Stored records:

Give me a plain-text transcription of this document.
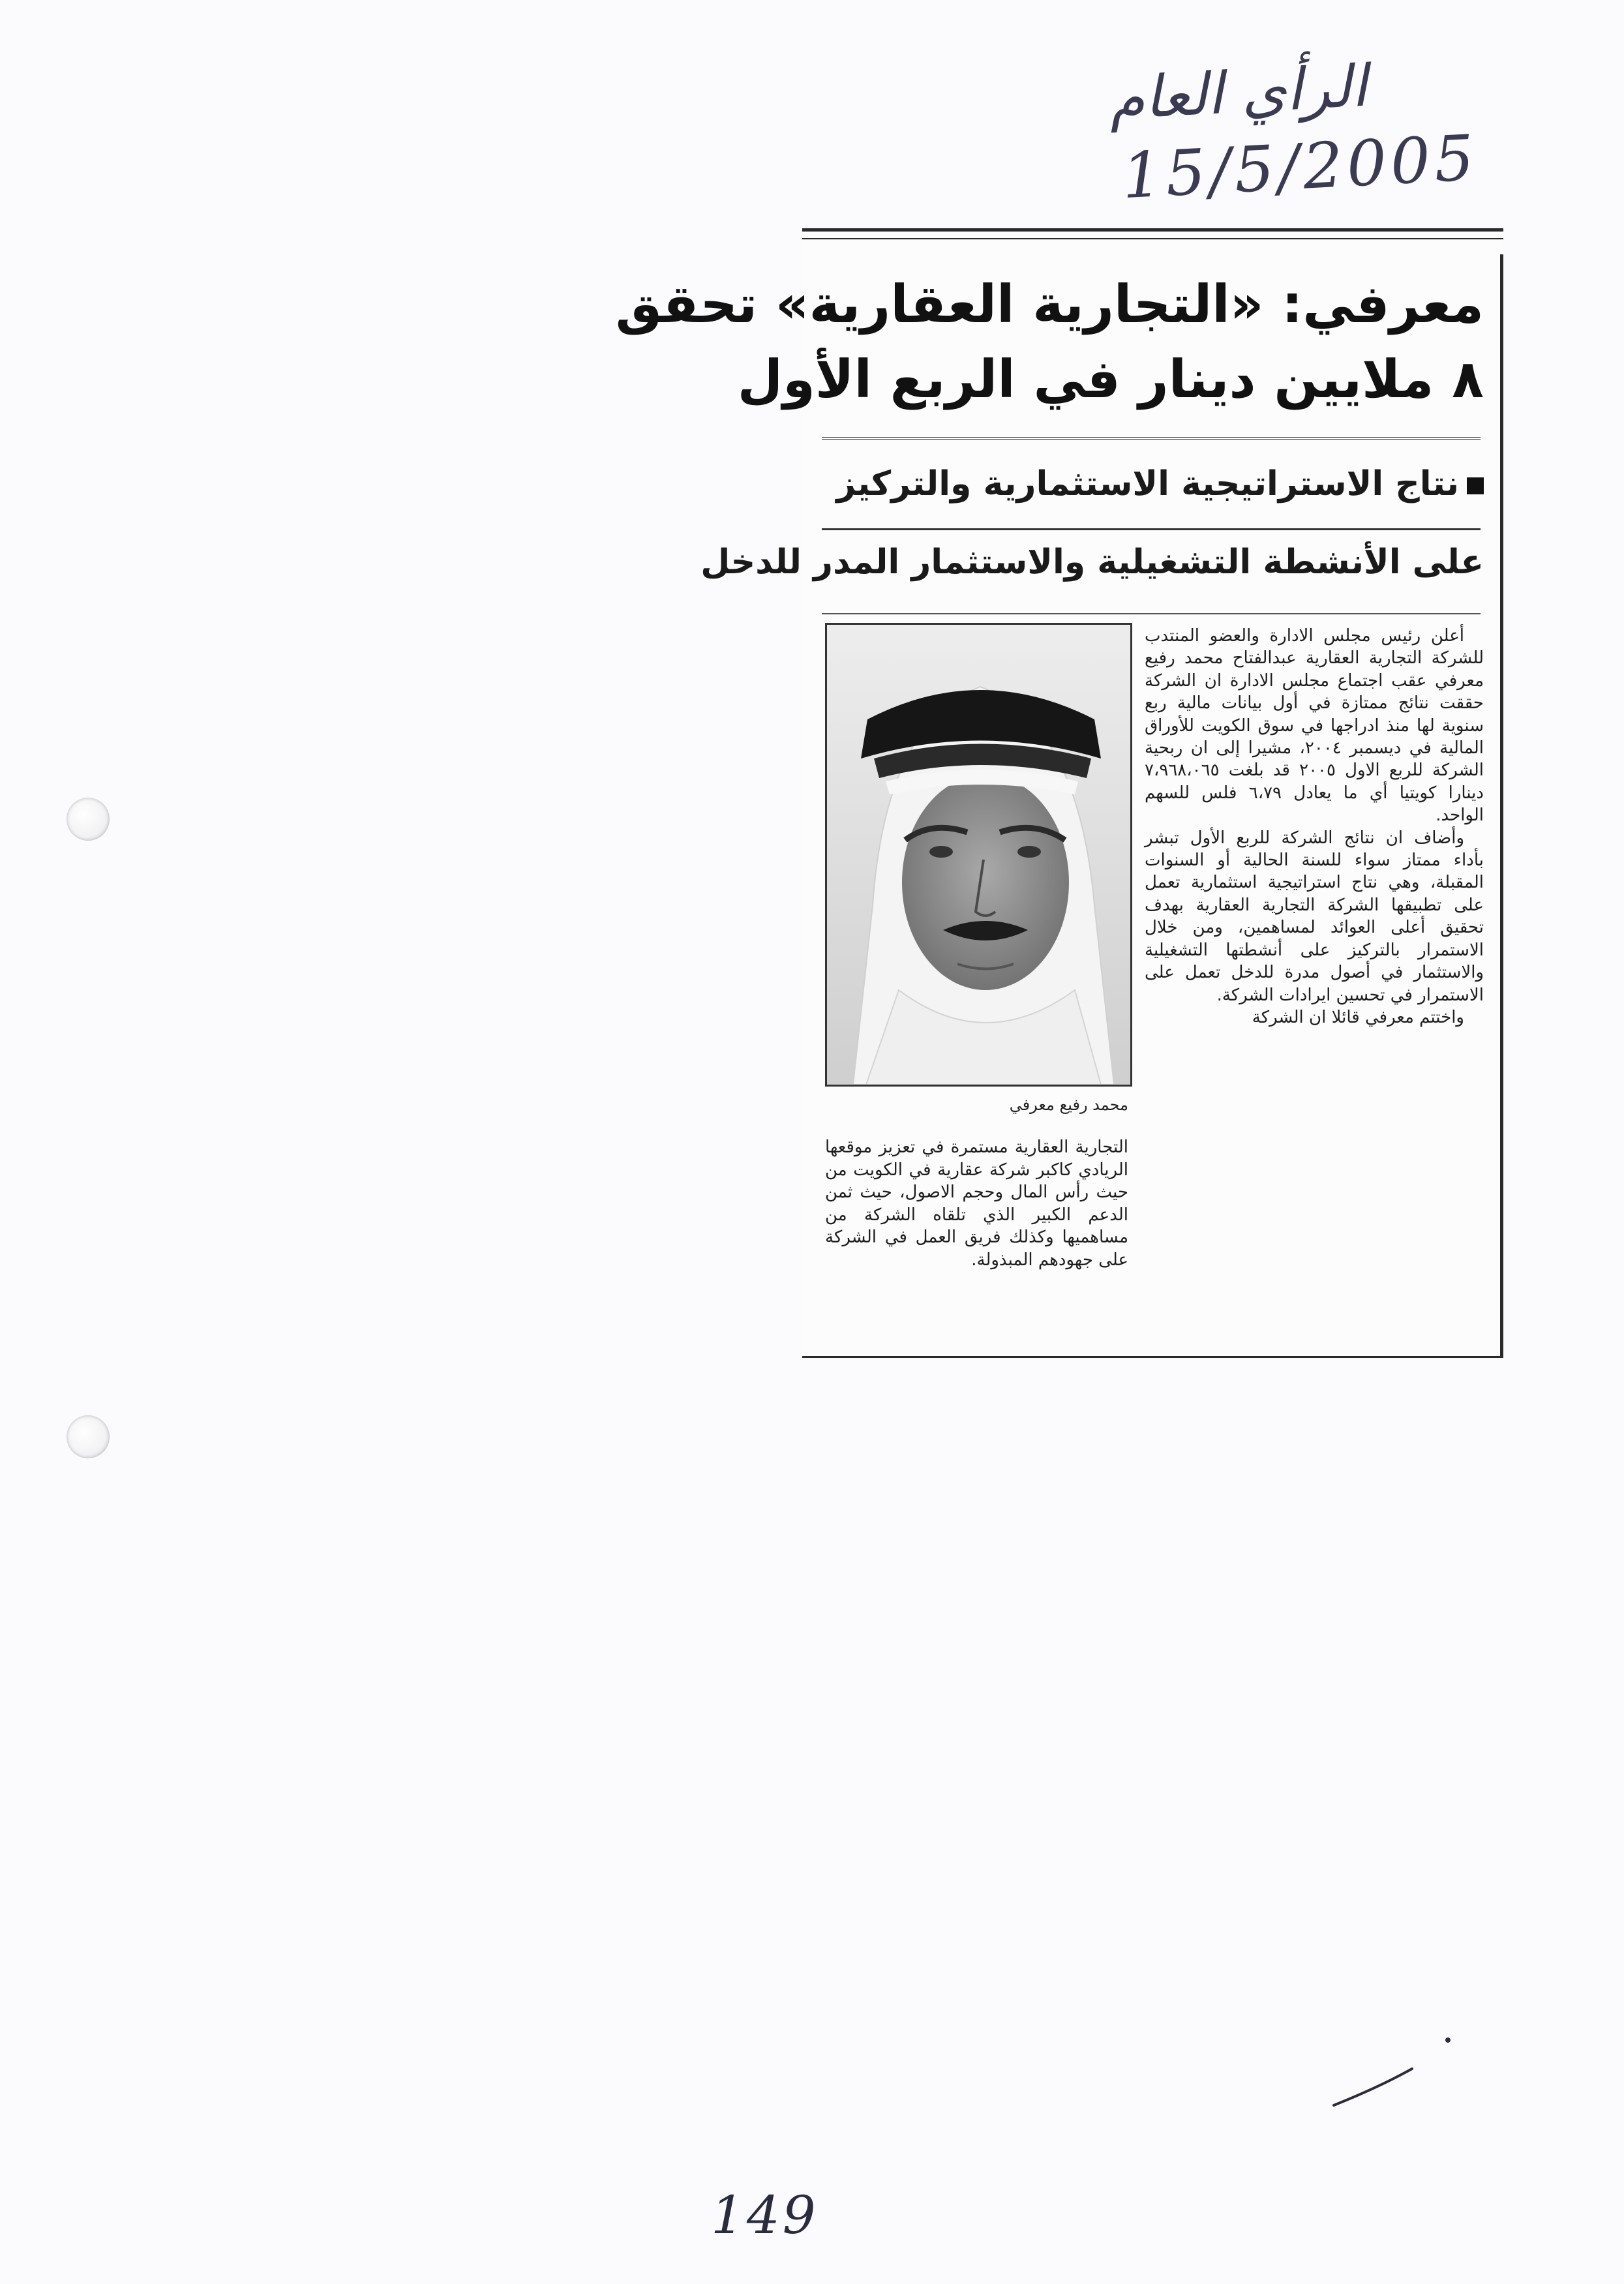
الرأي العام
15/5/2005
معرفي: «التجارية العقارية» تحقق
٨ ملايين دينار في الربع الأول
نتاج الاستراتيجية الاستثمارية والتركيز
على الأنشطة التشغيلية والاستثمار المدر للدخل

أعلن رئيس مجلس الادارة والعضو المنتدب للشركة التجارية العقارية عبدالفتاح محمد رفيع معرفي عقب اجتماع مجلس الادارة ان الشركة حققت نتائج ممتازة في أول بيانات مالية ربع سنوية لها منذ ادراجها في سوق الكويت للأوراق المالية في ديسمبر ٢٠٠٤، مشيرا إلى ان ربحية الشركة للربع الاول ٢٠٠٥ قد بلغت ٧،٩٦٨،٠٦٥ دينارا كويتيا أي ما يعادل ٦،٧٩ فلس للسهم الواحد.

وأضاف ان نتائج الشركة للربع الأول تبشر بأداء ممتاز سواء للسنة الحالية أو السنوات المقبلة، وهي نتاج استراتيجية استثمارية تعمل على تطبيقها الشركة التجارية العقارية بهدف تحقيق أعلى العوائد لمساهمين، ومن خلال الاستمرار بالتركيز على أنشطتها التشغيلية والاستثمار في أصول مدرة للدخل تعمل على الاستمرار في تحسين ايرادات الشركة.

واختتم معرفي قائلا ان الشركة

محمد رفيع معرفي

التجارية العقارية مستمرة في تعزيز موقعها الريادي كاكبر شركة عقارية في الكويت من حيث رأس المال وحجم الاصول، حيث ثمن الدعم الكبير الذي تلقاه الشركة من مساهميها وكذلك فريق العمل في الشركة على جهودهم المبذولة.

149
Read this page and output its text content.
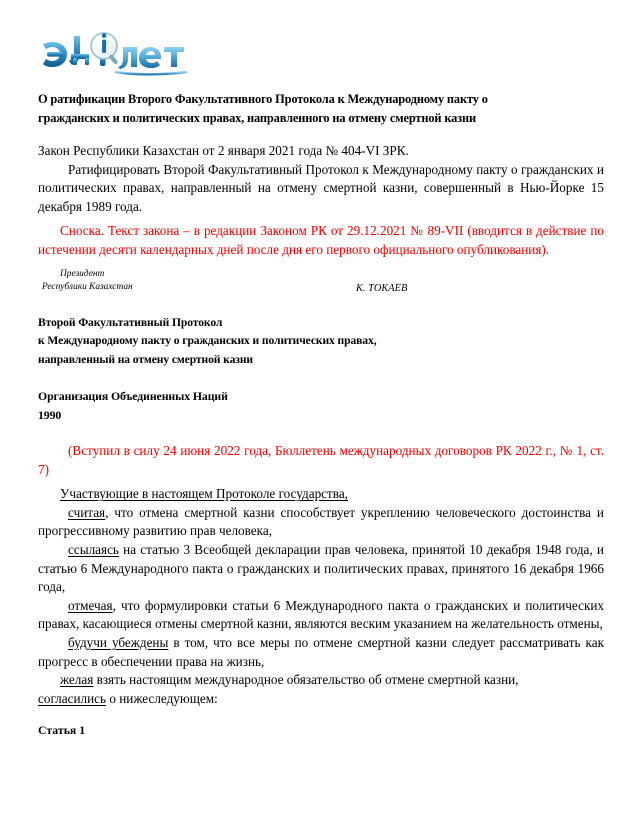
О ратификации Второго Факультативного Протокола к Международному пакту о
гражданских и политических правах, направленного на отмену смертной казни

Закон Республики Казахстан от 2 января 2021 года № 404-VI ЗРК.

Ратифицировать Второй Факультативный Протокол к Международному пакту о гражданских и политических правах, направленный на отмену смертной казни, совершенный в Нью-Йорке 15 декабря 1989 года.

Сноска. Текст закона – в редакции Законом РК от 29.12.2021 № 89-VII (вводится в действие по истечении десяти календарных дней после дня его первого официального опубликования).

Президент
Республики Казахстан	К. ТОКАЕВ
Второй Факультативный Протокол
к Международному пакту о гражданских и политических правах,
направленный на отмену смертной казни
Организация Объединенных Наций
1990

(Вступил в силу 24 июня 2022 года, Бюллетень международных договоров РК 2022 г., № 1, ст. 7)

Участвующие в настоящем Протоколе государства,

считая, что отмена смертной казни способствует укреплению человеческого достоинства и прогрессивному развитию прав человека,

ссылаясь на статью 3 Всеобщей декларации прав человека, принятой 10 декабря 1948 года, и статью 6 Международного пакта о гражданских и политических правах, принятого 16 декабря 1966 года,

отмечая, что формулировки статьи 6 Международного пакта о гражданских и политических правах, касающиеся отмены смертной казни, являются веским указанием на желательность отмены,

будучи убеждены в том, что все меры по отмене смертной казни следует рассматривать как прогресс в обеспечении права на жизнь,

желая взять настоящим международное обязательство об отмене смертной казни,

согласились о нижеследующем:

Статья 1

Written problem
All of the data needs repeating exactly, but the pictures do not.

Response to this exercise
Give me a plain-text transcription of this document.
الرأي العام
15/5/2005
معرفي: «التجارية العقارية» تحقق
٨ ملايين دينار في الربع الأول
نتاج الاستراتيجية الاستثمارية والتركيز
على الأنشطة التشغيلية والاستثمار المدر للدخل

أعلن رئيس مجلس الادارة والعضو المنتدب للشركة التجارية العقارية عبدالفتاح محمد رفيع معرفي عقب اجتماع مجلس الادارة ان الشركة حققت نتائج ممتازة في أول بيانات مالية ربع سنوية لها منذ ادراجها في سوق الكويت للأوراق المالية في ديسمبر ٢٠٠٤، مشيرا إلى ان ربحية الشركة للربع الاول ٢٠٠٥ قد بلغت ٧،٩٦٨،٠٦٥ دينارا كويتيا أي ما يعادل ٦،٧٩ فلس للسهم الواحد.

وأضاف ان نتائج الشركة للربع الأول تبشر بأداء ممتاز سواء للسنة الحالية أو السنوات المقبلة، وهي نتاج استراتيجية استثمارية تعمل على تطبيقها الشركة التجارية العقارية بهدف تحقيق أعلى العوائد لمساهمين، ومن خلال الاستمرار بالتركيز على أنشطتها التشغيلية والاستثمار في أصول مدرة للدخل تعمل على الاستمرار في تحسين ايرادات الشركة.

واختتم معرفي قائلا ان الشركة

محمد رفيع معرفي

التجارية العقارية مستمرة في تعزيز موقعها الريادي كاكبر شركة عقارية في الكويت من حيث رأس المال وحجم الاصول، حيث ثمن الدعم الكبير الذي تلقاه الشركة من مساهميها وكذلك فريق العمل في الشركة على جهودهم المبذولة.

149
Read this page and output its text content.
О ратификации Второго Факультативного Протокола к Международному пакту о
гражданских и политических правах, направленного на отмену смертной казни

Закон Республики Казахстан от 2 января 2021 года № 404-VI ЗРК.

Ратифицировать Второй Факультативный Протокол к Международному пакту о гражданских и политических правах, направленный на отмену смертной казни, совершенный в Нью-Йорке 15 декабря 1989 года.

Сноска. Текст закона – в редакции Законом РК от 29.12.2021 № 89-VII (вводится в действие по истечении десяти календарных дней после дня его первого официального опубликования).

Президент
Республики Казахстан	К. ТОКАЕВ
Второй Факультативный Протокол
к Международному пакту о гражданских и политических правах,
направленный на отмену смертной казни
Организация Объединенных Наций
1990

(Вступил в силу 24 июня 2022 года, Бюллетень международных договоров РК 2022 г., № 1, ст. 7)

Участвующие в настоящем Протоколе государства,

считая, что отмена смертной казни способствует укреплению человеческого достоинства и прогрессивному развитию прав человека,

ссылаясь на статью 3 Всеобщей декларации прав человека, принятой 10 декабря 1948 года, и статью 6 Международного пакта о гражданских и политических правах, принятого 16 декабря 1966 года,

отмечая, что формулировки статьи 6 Международного пакта о гражданских и политических правах, касающиеся отмены смертной казни, являются веским указанием на желательность отмены,

будучи убеждены в том, что все меры по отмене смертной казни следует рассматривать как прогресс в обеспечении права на жизнь,

желая взять настоящим международное обязательство об отмене смертной казни,

согласились о нижеследующем:

Статья 1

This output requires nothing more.